- [Material for this task]
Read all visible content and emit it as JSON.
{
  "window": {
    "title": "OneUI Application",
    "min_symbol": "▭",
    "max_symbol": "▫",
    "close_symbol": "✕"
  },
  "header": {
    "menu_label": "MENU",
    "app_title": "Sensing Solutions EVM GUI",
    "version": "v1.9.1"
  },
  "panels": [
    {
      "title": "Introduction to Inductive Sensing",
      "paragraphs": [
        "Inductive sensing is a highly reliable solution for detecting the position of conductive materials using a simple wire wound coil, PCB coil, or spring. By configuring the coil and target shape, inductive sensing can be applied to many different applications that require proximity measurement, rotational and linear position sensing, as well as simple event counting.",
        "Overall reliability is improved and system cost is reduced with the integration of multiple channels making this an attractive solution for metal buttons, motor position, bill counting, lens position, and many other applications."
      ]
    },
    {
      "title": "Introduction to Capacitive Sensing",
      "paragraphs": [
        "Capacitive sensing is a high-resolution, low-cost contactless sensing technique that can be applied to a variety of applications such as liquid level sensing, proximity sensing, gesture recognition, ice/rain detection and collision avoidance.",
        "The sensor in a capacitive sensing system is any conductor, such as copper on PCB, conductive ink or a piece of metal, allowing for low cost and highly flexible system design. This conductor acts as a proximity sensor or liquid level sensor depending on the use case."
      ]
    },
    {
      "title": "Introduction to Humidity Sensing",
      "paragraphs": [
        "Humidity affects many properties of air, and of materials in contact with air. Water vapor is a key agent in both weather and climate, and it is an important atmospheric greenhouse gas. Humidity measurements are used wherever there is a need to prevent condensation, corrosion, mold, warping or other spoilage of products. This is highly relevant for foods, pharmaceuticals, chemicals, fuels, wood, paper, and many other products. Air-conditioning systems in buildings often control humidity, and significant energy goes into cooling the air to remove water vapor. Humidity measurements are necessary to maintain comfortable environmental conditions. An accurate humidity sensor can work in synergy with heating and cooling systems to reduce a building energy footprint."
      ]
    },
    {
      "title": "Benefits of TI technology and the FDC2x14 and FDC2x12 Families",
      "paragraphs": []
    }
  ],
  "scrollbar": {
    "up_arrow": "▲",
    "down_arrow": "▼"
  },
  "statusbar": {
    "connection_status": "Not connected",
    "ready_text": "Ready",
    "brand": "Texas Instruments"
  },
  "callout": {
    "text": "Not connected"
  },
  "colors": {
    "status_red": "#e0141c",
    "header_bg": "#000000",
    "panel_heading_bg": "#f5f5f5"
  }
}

- [Stated problem] In the records above, locate the lines holding the word "level". Copy each of them.

- [Result of this task]
        "Capacitive sensing is a high-resolution, low-cost contactless sensing technique that can be applied to a variety of applications such as liquid level sensing, proximity sensing, gesture recognition, ice/rain detection and collision avoidance.",
        "The sensor in a capacitive sensing system is any conductor, such as copper on PCB, conductive ink or a piece of metal, allowing for low cost and highly flexible system design. This conductor acts as a proximity sensor or liquid level sensor depending on the use case."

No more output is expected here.